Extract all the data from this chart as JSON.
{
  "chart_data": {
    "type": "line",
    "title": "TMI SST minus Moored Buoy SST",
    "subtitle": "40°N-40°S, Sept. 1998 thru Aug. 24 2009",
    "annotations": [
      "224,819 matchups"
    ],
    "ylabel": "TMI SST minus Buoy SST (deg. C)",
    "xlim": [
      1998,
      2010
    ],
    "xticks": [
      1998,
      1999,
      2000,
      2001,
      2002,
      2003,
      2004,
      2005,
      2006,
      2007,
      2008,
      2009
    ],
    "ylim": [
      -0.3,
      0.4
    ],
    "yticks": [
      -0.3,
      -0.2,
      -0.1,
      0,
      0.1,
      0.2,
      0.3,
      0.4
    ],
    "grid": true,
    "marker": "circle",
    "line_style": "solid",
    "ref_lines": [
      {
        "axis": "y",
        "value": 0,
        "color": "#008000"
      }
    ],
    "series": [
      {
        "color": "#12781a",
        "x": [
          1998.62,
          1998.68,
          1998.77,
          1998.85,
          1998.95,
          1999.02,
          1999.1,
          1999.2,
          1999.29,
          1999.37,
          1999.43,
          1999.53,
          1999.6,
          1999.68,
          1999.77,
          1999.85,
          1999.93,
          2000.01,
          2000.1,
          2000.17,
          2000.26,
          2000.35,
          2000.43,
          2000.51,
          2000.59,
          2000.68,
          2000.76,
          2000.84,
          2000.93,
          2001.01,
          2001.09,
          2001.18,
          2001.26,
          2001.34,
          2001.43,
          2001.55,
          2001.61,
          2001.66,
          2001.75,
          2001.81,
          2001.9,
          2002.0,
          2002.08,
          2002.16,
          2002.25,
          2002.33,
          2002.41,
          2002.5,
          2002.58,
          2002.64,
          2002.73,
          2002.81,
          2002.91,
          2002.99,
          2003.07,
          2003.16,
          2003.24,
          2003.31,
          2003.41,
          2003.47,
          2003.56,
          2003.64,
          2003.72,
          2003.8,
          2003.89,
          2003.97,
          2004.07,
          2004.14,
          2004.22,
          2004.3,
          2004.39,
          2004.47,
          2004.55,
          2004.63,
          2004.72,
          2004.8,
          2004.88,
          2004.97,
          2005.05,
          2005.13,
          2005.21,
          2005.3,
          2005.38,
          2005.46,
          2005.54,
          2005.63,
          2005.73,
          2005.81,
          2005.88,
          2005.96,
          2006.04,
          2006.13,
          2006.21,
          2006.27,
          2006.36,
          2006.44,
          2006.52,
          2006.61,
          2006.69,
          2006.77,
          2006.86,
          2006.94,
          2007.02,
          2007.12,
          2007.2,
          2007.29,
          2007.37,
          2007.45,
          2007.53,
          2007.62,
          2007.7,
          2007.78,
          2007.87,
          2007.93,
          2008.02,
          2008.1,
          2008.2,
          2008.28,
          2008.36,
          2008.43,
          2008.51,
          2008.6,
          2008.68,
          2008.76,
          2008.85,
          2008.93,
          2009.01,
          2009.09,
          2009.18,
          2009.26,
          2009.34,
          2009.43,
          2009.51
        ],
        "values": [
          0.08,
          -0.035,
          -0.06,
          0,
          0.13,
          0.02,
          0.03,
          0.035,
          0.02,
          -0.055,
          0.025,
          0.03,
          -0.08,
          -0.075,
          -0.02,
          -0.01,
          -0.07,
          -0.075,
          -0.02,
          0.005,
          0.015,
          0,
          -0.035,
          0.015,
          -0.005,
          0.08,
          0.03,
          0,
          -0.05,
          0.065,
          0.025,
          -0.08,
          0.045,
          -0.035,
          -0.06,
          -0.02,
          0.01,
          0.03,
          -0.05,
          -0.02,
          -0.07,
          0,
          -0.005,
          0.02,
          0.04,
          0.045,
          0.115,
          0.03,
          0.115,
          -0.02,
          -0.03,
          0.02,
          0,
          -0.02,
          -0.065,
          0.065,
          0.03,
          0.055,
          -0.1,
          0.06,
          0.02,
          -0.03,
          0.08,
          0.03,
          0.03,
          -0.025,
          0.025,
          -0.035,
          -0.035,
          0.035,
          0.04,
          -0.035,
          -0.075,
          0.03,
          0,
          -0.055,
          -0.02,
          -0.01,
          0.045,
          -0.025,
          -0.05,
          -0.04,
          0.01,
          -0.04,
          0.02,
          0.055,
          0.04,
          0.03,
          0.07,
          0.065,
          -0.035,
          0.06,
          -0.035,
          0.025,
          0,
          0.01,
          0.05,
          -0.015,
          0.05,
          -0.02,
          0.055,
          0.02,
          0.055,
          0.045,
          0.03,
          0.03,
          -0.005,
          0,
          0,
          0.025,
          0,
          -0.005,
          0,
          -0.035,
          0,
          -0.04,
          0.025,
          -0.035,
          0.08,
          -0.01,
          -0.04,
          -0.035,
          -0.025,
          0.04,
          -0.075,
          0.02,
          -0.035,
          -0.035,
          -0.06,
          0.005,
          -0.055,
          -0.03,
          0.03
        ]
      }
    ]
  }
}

○ ○ ○ ○

- **Prompt**: Write out every entry again exactly, please, with nothing missing.

- **Solution to this problem**:
Extract all the data from this chart as JSON.
{
  "chart_data": {
    "type": "line",
    "title": "TMI SST minus Moored Buoy SST",
    "subtitle": "40°N-40°S, Sept. 1998 thru Aug. 24 2009",
    "annotations": [
      "224,819 matchups"
    ],
    "ylabel": "TMI SST minus Buoy SST (deg. C)",
    "xlim": [
      1998,
      2010
    ],
    "xticks": [
      1998,
      1999,
      2000,
      2001,
      2002,
      2003,
      2004,
      2005,
      2006,
      2007,
      2008,
      2009
    ],
    "ylim": [
      -0.3,
      0.4
    ],
    "yticks": [
      -0.3,
      -0.2,
      -0.1,
      0,
      0.1,
      0.2,
      0.3,
      0.4
    ],
    "grid": true,
    "marker": "circle",
    "line_style": "solid",
    "ref_lines": [
      {
        "axis": "y",
        "value": 0,
        "color": "#008000"
      }
    ],
    "series": [
      {
        "color": "#12781a",
        "x": [
          1998.62,
          1998.68,
          1998.77,
          1998.85,
          1998.95,
          1999.02,
          1999.1,
          1999.2,
          1999.29,
          1999.37,
          1999.43,
          1999.53,
          1999.6,
          1999.68,
          1999.77,
          1999.85,
          1999.93,
          2000.01,
          2000.1,
          2000.17,
          2000.26,
          2000.35,
          2000.43,
          2000.51,
          2000.59,
          2000.68,
          2000.76,
          2000.84,
          2000.93,
          2001.01,
          2001.09,
          2001.18,
          2001.26,
          2001.34,
          2001.43,
          2001.55,
          2001.61,
          2001.66,
          2001.75,
          2001.81,
          2001.9,
          2002.0,
          2002.08,
          2002.16,
          2002.25,
          2002.33,
          2002.41,
          2002.5,
          2002.58,
          2002.64,
          2002.73,
          2002.81,
          2002.91,
          2002.99,
          2003.07,
          2003.16,
          2003.24,
          2003.31,
          2003.41,
          2003.47,
          2003.56,
          2003.64,
          2003.72,
          2003.8,
          2003.89,
          2003.97,
          2004.07,
          2004.14,
          2004.22,
          2004.3,
          2004.39,
          2004.47,
          2004.55,
          2004.63,
          2004.72,
          2004.8,
          2004.88,
          2004.97,
          2005.05,
          2005.13,
          2005.21,
          2005.3,
          2005.38,
          2005.46,
          2005.54,
          2005.63,
          2005.73,
          2005.81,
          2005.88,
          2005.96,
          2006.04,
          2006.13,
          2006.21,
          2006.27,
          2006.36,
          2006.44,
          2006.52,
          2006.61,
          2006.69,
          2006.77,
          2006.86,
          2006.94,
          2007.02,
          2007.12,
          2007.2,
          2007.29,
          2007.37,
          2007.45,
          2007.53,
          2007.62,
          2007.7,
          2007.78,
          2007.87,
          2007.93,
          2008.02,
          2008.1,
          2008.2,
          2008.28,
          2008.36,
          2008.43,
          2008.51,
          2008.6,
          2008.68,
          2008.76,
          2008.85,
          2008.93,
          2009.01,
          2009.09,
          2009.18,
          2009.26,
          2009.34,
          2009.43,
          2009.51
        ],
        "values": [
          0.08,
          -0.035,
          -0.06,
          0,
          0.13,
          0.02,
          0.03,
          0.035,
          0.02,
          -0.055,
          0.025,
          0.03,
          -0.08,
          -0.075,
          -0.02,
          -0.01,
          -0.07,
          -0.075,
          -0.02,
          0.005,
          0.015,
          0,
          -0.035,
          0.015,
          -0.005,
          0.08,
          0.03,
          0,
          -0.05,
          0.065,
          0.025,
          -0.08,
          0.045,
          -0.035,
          -0.06,
          -0.02,
          0.01,
          0.03,
          -0.05,
          -0.02,
          -0.07,
          0,
          -0.005,
          0.02,
          0.04,
          0.045,
          0.115,
          0.03,
          0.115,
          -0.02,
          -0.03,
          0.02,
          0,
          -0.02,
          -0.065,
          0.065,
          0.03,
          0.055,
          -0.1,
          0.06,
          0.02,
          -0.03,
          0.08,
          0.03,
          0.03,
          -0.025,
          0.025,
          -0.035,
          -0.035,
          0.035,
          0.04,
          -0.035,
          -0.075,
          0.03,
          0,
          -0.055,
          -0.02,
          -0.01,
          0.045,
          -0.025,
          -0.05,
          -0.04,
          0.01,
          -0.04,
          0.02,
          0.055,
          0.04,
          0.03,
          0.07,
          0.065,
          -0.035,
          0.06,
          -0.035,
          0.025,
          0,
          0.01,
          0.05,
          -0.015,
          0.05,
          -0.02,
          0.055,
          0.02,
          0.055,
          0.045,
          0.03,
          0.03,
          -0.005,
          0,
          0,
          0.025,
          0,
          -0.005,
          0,
          -0.035,
          0,
          -0.04,
          0.025,
          -0.035,
          0.08,
          -0.01,
          -0.04,
          -0.035,
          -0.025,
          0.04,
          -0.075,
          0.02,
          -0.035,
          -0.035,
          -0.06,
          0.005,
          -0.055,
          -0.03,
          0.03
        ]
      }
    ]
  }
}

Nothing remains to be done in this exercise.